Problem statement :: Look through the material below and count the lines with the string "title". Report only the count.

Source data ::

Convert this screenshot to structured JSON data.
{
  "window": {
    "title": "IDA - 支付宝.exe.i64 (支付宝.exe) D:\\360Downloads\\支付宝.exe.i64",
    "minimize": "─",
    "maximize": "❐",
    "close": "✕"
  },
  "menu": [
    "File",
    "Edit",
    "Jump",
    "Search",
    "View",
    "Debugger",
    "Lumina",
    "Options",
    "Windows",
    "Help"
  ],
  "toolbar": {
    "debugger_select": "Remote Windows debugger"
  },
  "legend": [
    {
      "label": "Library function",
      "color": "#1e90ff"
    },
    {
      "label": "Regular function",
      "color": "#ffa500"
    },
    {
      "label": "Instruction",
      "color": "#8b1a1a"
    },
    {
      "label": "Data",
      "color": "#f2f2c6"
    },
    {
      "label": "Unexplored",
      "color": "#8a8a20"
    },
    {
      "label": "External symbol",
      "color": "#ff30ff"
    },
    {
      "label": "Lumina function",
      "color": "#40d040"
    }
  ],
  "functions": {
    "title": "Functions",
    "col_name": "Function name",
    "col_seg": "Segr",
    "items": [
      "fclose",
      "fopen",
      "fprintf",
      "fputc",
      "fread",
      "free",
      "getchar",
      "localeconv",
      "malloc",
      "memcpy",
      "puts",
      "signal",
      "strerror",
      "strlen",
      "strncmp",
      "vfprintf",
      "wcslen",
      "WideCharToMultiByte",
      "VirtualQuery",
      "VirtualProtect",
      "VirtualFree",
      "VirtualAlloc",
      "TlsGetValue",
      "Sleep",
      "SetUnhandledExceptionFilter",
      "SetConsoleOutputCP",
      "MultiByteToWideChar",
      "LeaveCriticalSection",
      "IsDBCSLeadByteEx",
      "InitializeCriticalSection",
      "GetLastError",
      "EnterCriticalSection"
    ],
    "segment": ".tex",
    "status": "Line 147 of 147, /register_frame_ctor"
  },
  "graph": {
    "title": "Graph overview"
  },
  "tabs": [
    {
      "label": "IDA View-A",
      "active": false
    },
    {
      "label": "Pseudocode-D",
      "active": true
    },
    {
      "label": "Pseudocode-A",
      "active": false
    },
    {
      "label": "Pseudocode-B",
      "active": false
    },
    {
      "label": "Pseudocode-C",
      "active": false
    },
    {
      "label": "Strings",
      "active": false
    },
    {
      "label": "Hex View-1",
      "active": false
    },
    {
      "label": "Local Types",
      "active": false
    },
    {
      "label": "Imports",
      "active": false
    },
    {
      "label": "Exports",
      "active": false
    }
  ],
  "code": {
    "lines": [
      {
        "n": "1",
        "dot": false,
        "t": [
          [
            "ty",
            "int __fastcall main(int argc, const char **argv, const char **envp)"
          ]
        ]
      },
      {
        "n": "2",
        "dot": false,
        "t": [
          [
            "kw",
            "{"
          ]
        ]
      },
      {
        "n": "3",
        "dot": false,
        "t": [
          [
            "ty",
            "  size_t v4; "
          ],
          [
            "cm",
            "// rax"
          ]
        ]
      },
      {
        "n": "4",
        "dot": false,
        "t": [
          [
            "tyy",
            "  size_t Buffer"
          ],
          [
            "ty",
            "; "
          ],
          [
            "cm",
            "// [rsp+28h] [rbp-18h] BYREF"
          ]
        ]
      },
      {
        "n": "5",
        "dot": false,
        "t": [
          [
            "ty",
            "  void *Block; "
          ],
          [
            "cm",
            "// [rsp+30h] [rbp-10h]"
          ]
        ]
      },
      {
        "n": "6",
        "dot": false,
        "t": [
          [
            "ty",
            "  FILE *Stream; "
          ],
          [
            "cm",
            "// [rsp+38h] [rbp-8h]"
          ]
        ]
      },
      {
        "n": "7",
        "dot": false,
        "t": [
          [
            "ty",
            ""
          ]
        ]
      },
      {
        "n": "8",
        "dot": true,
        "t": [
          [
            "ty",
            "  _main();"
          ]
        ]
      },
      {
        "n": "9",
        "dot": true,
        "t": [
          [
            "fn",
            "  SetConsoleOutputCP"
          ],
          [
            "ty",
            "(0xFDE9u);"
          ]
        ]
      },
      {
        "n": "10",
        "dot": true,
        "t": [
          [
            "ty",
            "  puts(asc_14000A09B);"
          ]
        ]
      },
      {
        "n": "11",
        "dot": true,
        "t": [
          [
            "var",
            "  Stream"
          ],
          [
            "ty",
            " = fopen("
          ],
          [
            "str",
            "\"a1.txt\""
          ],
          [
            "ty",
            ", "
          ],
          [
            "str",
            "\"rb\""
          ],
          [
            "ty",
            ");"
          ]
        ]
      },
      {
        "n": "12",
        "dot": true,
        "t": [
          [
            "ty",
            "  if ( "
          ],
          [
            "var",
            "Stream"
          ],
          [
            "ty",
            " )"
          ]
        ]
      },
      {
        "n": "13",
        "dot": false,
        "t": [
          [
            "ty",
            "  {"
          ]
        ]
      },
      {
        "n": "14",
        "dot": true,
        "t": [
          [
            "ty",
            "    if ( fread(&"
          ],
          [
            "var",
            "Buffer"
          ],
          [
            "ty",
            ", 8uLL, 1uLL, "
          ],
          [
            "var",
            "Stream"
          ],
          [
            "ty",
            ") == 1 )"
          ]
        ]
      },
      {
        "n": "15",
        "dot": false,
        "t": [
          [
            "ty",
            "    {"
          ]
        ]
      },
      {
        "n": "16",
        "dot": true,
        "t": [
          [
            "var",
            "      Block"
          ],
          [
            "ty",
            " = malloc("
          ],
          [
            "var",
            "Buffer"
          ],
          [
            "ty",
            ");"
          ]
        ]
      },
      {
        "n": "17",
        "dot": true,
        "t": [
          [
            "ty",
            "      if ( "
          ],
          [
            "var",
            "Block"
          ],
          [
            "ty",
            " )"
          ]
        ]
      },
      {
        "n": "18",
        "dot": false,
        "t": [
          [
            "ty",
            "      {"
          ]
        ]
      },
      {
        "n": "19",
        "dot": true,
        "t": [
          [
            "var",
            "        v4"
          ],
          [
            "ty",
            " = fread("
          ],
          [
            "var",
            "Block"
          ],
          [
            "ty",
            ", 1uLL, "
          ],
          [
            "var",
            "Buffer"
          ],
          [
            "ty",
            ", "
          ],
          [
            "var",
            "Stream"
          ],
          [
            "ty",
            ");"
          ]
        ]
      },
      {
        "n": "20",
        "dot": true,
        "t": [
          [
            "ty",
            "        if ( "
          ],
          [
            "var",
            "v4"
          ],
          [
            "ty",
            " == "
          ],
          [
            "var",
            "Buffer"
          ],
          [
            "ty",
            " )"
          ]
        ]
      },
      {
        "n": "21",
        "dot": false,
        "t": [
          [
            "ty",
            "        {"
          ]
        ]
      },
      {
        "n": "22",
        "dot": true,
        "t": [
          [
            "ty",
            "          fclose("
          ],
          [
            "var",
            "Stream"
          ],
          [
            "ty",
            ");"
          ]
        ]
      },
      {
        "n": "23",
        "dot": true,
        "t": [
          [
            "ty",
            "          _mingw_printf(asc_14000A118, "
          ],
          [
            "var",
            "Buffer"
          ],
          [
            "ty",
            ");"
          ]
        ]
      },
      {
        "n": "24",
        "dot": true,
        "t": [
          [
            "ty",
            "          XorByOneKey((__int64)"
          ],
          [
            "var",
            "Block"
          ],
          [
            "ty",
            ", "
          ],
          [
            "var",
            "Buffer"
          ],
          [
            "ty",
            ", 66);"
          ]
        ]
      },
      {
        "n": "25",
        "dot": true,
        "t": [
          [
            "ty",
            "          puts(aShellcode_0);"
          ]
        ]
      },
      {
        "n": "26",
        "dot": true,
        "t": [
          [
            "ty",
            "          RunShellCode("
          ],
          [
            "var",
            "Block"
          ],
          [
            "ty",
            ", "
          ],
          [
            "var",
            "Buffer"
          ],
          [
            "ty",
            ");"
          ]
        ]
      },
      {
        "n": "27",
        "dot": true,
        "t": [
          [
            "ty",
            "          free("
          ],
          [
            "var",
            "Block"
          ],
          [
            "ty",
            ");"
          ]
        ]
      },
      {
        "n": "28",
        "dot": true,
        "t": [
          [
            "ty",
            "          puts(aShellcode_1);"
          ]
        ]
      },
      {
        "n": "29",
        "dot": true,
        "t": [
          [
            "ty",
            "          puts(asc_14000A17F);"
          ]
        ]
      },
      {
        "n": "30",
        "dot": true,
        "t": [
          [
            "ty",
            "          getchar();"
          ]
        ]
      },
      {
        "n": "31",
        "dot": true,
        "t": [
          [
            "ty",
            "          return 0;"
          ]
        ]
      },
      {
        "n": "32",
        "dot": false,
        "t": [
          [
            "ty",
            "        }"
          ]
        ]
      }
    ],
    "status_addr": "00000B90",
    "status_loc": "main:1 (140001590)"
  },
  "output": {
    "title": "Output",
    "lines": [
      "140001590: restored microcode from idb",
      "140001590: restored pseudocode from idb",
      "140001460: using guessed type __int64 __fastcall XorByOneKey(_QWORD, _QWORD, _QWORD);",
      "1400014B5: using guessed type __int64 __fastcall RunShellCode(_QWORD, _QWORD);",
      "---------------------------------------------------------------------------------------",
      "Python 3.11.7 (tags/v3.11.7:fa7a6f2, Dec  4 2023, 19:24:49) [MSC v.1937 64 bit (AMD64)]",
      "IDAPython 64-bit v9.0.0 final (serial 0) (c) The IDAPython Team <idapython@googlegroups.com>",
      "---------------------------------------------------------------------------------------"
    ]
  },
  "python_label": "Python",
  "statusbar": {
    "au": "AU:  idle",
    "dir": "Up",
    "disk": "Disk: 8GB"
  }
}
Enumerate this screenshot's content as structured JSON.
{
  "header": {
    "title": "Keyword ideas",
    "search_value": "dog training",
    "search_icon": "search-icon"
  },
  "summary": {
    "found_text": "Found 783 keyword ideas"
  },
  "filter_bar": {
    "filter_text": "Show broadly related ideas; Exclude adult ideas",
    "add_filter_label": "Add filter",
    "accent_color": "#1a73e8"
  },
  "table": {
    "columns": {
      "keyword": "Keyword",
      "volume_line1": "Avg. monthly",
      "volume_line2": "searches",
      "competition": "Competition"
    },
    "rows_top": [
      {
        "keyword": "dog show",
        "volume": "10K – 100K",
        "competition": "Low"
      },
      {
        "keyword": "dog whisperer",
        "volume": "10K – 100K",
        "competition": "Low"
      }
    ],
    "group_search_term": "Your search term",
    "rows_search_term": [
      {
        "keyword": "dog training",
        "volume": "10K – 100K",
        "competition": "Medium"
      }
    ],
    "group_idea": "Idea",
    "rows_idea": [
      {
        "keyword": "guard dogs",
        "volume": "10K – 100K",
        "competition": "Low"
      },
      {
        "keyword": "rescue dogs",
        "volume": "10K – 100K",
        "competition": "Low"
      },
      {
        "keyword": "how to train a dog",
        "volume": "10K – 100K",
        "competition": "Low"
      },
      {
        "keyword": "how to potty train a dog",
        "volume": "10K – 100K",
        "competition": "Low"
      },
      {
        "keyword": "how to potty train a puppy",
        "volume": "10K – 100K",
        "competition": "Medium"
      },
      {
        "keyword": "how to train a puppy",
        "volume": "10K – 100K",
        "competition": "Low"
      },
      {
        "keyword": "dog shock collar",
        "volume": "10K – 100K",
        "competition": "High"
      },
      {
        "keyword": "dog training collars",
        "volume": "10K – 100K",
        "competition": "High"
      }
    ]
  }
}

Task answer :: 5